### LISTING

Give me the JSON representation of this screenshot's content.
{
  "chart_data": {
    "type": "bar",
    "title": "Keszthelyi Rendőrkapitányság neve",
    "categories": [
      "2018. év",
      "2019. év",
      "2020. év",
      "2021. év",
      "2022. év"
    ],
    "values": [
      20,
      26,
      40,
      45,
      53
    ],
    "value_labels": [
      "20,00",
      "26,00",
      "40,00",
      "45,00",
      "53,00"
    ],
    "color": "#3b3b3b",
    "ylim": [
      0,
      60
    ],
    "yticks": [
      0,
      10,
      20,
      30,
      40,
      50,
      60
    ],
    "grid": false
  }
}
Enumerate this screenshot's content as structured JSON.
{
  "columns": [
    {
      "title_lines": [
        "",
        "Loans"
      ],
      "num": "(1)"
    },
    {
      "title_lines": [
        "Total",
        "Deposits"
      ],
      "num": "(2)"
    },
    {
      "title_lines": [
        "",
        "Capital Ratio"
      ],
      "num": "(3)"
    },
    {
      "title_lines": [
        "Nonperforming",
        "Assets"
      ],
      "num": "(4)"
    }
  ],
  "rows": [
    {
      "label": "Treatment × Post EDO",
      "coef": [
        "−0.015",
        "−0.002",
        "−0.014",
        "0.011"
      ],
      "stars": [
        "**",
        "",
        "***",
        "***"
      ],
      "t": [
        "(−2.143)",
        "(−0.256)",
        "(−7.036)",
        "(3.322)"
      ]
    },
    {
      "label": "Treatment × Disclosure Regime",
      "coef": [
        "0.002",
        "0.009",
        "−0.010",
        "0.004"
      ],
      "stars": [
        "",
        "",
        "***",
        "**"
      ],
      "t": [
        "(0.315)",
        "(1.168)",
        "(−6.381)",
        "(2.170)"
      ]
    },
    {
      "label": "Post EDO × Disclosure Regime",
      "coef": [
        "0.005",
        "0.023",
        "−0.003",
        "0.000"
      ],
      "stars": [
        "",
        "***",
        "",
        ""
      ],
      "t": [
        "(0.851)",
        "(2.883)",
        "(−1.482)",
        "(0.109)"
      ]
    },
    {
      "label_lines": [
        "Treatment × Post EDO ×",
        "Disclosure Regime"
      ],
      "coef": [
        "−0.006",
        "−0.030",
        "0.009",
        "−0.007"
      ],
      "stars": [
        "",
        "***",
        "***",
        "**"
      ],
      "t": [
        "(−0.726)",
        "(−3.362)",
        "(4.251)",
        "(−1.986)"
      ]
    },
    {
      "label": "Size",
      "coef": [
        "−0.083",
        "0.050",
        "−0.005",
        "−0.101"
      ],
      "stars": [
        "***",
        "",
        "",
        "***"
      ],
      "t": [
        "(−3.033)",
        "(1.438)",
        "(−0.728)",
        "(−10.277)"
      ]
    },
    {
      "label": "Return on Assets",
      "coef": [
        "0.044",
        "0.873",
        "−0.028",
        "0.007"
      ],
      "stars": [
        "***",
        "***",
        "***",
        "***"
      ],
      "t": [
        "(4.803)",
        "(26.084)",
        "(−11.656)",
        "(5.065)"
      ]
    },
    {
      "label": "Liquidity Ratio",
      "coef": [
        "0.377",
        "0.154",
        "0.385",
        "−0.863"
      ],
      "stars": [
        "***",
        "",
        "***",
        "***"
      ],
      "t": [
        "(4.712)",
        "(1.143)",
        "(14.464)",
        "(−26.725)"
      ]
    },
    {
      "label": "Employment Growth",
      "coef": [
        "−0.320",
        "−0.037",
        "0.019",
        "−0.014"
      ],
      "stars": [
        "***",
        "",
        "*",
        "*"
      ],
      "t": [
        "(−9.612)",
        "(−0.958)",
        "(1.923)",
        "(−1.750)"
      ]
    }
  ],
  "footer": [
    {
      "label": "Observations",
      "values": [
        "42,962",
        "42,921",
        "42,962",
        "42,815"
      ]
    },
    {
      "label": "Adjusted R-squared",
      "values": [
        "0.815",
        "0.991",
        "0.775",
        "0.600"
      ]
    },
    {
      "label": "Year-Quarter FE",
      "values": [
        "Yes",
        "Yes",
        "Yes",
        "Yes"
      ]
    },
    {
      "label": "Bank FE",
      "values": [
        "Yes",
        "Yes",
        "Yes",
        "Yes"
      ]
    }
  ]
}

######

Restate each record word for word.

:: EXERCISE OUTPUT ::
Give me the JSON representation of this screenshot's content.
{
  "chart_data": {
    "type": "bar",
    "title": "Keszthelyi Rendőrkapitányság neve",
    "categories": [
      "2018. év",
      "2019. év",
      "2020. év",
      "2021. év",
      "2022. év"
    ],
    "values": [
      20,
      26,
      40,
      45,
      53
    ],
    "value_labels": [
      "20,00",
      "26,00",
      "40,00",
      "45,00",
      "53,00"
    ],
    "color": "#3b3b3b",
    "ylim": [
      0,
      60
    ],
    "yticks": [
      0,
      10,
      20,
      30,
      40,
      50,
      60
    ],
    "grid": false
  }
}
Enumerate this screenshot's content as structured JSON.
{
  "columns": [
    {
      "title_lines": [
        "",
        "Loans"
      ],
      "num": "(1)"
    },
    {
      "title_lines": [
        "Total",
        "Deposits"
      ],
      "num": "(2)"
    },
    {
      "title_lines": [
        "",
        "Capital Ratio"
      ],
      "num": "(3)"
    },
    {
      "title_lines": [
        "Nonperforming",
        "Assets"
      ],
      "num": "(4)"
    }
  ],
  "rows": [
    {
      "label": "Treatment × Post EDO",
      "coef": [
        "−0.015",
        "−0.002",
        "−0.014",
        "0.011"
      ],
      "stars": [
        "**",
        "",
        "***",
        "***"
      ],
      "t": [
        "(−2.143)",
        "(−0.256)",
        "(−7.036)",
        "(3.322)"
      ]
    },
    {
      "label": "Treatment × Disclosure Regime",
      "coef": [
        "0.002",
        "0.009",
        "−0.010",
        "0.004"
      ],
      "stars": [
        "",
        "",
        "***",
        "**"
      ],
      "t": [
        "(0.315)",
        "(1.168)",
        "(−6.381)",
        "(2.170)"
      ]
    },
    {
      "label": "Post EDO × Disclosure Regime",
      "coef": [
        "0.005",
        "0.023",
        "−0.003",
        "0.000"
      ],
      "stars": [
        "",
        "***",
        "",
        ""
      ],
      "t": [
        "(0.851)",
        "(2.883)",
        "(−1.482)",
        "(0.109)"
      ]
    },
    {
      "label_lines": [
        "Treatment × Post EDO ×",
        "Disclosure Regime"
      ],
      "coef": [
        "−0.006",
        "−0.030",
        "0.009",
        "−0.007"
      ],
      "stars": [
        "",
        "***",
        "***",
        "**"
      ],
      "t": [
        "(−0.726)",
        "(−3.362)",
        "(4.251)",
        "(−1.986)"
      ]
    },
    {
      "label": "Size",
      "coef": [
        "−0.083",
        "0.050",
        "−0.005",
        "−0.101"
      ],
      "stars": [
        "***",
        "",
        "",
        "***"
      ],
      "t": [
        "(−3.033)",
        "(1.438)",
        "(−0.728)",
        "(−10.277)"
      ]
    },
    {
      "label": "Return on Assets",
      "coef": [
        "0.044",
        "0.873",
        "−0.028",
        "0.007"
      ],
      "stars": [
        "***",
        "***",
        "***",
        "***"
      ],
      "t": [
        "(4.803)",
        "(26.084)",
        "(−11.656)",
        "(5.065)"
      ]
    },
    {
      "label": "Liquidity Ratio",
      "coef": [
        "0.377",
        "0.154",
        "0.385",
        "−0.863"
      ],
      "stars": [
        "***",
        "",
        "***",
        "***"
      ],
      "t": [
        "(4.712)",
        "(1.143)",
        "(14.464)",
        "(−26.725)"
      ]
    },
    {
      "label": "Employment Growth",
      "coef": [
        "−0.320",
        "−0.037",
        "0.019",
        "−0.014"
      ],
      "stars": [
        "***",
        "",
        "*",
        "*"
      ],
      "t": [
        "(−9.612)",
        "(−0.958)",
        "(1.923)",
        "(−1.750)"
      ]
    }
  ],
  "footer": [
    {
      "label": "Observations",
      "values": [
        "42,962",
        "42,921",
        "42,962",
        "42,815"
      ]
    },
    {
      "label": "Adjusted R-squared",
      "values": [
        "0.815",
        "0.991",
        "0.775",
        "0.600"
      ]
    },
    {
      "label": "Year-Quarter FE",
      "values": [
        "Yes",
        "Yes",
        "Yes",
        "Yes"
      ]
    },
    {
      "label": "Bank FE",
      "values": [
        "Yes",
        "Yes",
        "Yes",
        "Yes"
      ]
    }
  ]
}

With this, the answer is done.